--- Start of Data in this exercise ---
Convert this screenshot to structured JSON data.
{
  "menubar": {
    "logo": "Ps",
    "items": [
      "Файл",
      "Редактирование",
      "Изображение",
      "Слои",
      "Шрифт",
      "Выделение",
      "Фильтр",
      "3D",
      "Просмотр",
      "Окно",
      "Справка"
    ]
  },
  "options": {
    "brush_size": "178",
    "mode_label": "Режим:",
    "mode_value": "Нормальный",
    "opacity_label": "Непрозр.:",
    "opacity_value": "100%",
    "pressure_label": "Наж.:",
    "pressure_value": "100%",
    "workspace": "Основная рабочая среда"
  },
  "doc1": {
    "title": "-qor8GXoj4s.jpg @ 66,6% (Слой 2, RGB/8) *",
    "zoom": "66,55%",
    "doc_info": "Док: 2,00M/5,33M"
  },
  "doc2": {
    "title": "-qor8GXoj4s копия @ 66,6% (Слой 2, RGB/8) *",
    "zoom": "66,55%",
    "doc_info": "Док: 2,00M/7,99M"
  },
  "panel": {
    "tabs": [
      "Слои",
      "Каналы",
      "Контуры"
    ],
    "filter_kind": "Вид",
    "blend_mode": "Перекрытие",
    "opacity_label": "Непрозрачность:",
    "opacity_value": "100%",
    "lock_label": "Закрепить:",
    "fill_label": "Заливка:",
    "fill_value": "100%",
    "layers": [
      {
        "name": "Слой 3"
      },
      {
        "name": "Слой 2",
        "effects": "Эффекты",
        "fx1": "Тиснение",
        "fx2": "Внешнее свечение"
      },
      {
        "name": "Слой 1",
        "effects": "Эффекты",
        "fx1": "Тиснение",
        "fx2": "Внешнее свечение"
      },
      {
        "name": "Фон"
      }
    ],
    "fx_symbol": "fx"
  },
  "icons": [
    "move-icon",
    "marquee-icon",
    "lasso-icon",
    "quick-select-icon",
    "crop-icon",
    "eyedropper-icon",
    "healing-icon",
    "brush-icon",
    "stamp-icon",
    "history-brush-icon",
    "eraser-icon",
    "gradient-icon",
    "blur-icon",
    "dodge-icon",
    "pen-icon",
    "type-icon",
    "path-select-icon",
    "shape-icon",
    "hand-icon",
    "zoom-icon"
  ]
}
--- End of Data in this exercise ---
--- Start of Data in this exercise ---
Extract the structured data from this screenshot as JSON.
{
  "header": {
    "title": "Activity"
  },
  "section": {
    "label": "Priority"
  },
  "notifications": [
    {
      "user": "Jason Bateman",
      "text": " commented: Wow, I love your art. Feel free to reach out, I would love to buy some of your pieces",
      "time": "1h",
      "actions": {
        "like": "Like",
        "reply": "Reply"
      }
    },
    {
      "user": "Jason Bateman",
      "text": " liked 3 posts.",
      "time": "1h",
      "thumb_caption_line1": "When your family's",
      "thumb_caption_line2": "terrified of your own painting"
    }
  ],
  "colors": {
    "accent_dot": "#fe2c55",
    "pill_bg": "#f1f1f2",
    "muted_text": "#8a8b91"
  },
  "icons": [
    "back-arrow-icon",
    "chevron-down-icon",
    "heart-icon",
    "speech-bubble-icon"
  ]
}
--- End of Data in this exercise ---
Make a copy of each line that contains the string "structured".

Convert this screenshot to structured JSON data.
Extract the structured data from this screenshot as JSON.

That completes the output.